→ DIRECTIONS FOR THIS TASK: Collect the lines of the entries where "北京时间" shows up.

Records contained in a dataset:
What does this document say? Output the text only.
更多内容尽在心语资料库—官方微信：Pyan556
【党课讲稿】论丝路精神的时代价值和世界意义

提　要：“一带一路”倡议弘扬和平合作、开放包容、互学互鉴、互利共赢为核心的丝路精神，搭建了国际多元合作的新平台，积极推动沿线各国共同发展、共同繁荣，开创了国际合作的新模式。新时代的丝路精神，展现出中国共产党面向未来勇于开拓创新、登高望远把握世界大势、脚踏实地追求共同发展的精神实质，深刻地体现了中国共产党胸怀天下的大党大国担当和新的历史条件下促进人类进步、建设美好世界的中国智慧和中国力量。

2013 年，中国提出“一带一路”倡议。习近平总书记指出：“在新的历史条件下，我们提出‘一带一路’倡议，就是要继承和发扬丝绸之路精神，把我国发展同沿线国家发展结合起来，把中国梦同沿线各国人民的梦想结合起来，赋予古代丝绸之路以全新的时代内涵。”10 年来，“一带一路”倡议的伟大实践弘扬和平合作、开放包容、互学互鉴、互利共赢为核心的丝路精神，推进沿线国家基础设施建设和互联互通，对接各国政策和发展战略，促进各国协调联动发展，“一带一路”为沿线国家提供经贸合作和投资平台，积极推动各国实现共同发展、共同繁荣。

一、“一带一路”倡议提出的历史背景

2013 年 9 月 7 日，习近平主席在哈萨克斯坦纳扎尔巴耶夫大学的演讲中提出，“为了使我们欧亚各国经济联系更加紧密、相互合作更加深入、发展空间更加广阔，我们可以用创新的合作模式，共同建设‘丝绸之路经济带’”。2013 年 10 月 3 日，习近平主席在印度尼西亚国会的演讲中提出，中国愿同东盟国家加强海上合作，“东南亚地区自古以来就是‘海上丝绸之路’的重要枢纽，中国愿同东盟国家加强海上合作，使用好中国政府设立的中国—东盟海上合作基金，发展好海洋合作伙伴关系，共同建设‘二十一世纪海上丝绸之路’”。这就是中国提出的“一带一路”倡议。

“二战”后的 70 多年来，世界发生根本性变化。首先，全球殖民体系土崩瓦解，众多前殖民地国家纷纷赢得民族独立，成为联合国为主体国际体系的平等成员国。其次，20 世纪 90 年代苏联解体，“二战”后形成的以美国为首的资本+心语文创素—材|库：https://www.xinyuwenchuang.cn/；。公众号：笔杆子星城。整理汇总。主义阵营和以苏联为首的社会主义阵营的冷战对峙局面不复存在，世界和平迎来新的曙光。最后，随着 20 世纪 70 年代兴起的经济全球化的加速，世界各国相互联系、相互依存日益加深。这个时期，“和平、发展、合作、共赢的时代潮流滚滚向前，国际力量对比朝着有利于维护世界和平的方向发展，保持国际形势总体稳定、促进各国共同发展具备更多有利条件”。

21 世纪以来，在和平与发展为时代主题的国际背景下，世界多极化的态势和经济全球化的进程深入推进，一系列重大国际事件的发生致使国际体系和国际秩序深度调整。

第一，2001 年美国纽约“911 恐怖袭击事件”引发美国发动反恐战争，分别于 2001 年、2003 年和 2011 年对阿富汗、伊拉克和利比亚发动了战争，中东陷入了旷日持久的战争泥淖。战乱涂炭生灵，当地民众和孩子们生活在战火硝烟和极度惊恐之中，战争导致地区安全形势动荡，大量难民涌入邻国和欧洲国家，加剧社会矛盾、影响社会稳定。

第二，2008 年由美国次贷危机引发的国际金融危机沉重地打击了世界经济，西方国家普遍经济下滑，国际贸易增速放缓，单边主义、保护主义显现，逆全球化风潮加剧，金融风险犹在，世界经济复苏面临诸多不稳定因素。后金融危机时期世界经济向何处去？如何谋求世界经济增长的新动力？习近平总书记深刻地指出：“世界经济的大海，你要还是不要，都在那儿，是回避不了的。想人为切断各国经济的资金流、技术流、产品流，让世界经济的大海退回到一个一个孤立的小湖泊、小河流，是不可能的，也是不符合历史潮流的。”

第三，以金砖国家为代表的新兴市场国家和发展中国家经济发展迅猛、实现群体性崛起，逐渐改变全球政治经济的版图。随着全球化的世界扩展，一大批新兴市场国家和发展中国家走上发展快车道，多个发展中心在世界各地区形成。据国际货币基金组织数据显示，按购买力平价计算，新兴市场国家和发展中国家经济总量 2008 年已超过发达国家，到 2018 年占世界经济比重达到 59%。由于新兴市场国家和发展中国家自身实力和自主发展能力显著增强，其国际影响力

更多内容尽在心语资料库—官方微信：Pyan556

--

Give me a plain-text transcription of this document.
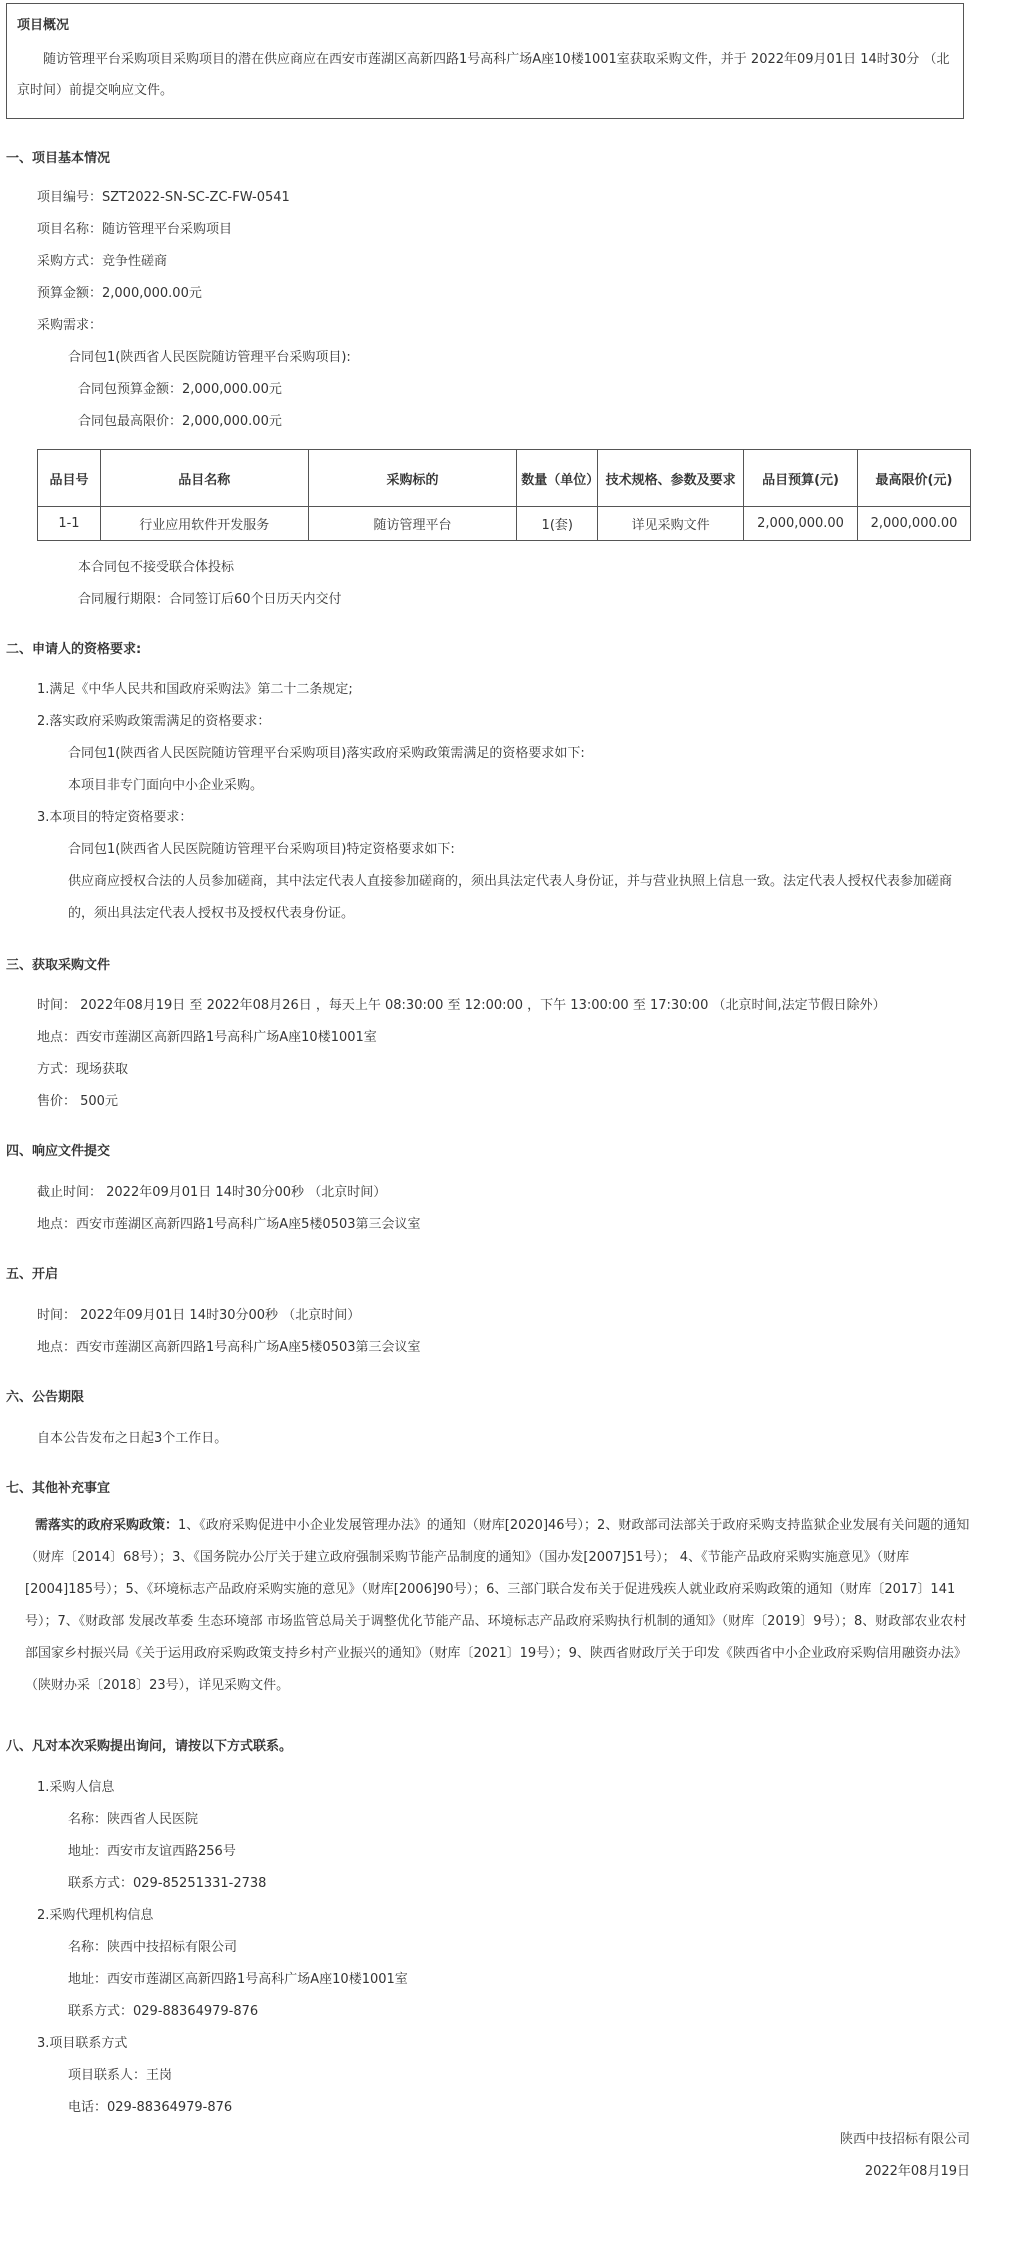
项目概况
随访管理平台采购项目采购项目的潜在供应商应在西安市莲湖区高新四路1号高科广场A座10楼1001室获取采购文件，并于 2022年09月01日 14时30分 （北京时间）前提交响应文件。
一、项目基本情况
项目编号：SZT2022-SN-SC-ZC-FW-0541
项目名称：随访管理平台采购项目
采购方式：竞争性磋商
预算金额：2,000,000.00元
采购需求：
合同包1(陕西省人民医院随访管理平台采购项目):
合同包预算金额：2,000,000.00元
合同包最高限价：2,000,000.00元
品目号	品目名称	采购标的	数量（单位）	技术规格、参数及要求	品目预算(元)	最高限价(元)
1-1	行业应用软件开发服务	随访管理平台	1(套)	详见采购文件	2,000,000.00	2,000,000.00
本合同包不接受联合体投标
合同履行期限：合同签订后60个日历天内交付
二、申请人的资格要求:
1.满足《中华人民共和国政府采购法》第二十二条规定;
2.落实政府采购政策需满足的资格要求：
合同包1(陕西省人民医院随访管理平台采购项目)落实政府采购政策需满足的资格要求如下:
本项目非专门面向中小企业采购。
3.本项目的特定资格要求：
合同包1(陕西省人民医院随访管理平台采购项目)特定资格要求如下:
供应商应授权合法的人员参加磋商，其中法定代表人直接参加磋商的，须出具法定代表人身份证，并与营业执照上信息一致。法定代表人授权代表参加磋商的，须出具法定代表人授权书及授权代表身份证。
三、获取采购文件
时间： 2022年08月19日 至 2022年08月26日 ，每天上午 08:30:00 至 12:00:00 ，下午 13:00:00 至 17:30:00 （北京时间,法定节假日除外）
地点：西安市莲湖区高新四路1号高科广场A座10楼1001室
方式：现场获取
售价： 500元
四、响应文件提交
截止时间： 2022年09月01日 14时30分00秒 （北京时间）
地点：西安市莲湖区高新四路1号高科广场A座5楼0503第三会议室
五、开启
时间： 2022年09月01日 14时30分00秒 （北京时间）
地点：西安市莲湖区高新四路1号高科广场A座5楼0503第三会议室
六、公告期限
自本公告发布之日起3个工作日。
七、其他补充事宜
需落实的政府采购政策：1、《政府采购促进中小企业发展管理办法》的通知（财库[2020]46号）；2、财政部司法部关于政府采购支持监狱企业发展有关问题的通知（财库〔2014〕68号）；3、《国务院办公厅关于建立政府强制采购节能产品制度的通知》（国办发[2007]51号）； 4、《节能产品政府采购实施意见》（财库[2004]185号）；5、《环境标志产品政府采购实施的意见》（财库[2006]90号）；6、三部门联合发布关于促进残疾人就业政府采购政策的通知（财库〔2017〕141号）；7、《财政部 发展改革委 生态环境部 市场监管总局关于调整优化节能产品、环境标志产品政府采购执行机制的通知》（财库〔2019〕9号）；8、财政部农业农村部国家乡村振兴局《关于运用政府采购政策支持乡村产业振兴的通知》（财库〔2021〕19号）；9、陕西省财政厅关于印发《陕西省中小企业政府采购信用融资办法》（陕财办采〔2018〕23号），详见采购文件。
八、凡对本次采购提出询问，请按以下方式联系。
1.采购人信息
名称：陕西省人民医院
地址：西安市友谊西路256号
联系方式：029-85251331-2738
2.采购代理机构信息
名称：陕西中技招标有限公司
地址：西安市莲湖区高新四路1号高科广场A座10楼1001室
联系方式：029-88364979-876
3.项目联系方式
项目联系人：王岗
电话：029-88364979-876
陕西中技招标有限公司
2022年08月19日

* * *

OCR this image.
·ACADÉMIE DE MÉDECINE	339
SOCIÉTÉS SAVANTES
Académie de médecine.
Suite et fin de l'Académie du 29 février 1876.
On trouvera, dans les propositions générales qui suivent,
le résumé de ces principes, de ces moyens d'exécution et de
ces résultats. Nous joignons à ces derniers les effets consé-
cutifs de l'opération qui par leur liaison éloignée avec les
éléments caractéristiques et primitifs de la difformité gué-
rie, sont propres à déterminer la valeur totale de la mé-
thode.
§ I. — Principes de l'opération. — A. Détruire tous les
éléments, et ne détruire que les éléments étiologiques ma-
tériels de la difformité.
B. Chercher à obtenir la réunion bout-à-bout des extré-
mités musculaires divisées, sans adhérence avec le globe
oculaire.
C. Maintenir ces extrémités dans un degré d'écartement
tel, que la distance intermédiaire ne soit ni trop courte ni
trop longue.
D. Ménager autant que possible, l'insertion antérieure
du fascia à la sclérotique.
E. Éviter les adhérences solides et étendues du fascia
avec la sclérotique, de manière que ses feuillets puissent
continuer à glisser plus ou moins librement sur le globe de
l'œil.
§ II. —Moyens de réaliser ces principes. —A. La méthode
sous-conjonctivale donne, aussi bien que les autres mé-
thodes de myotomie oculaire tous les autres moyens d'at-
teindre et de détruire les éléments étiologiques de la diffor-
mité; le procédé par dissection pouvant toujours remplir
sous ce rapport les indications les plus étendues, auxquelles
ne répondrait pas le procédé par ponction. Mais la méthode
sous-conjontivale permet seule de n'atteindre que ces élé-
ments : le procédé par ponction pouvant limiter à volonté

→ EXPECTED ANSWER:
随访管理平台采购项目采购项目的潜在供应商应在西安市莲湖区高新四路1号高科广场A座10楼1001室获取采购文件，并于 2022年09月01日 14时30分 （北京时间）前提交响应文件。
时间： 2022年08月19日 至 2022年08月26日 ，每天上午 08:30:00 至 12:00:00 ，下午 13:00:00 至 17:30:00 （北京时间,法定节假日除外）
截止时间： 2022年09月01日 14时30分00秒 （北京时间）
时间： 2022年09月01日 14时30分00秒 （北京时间）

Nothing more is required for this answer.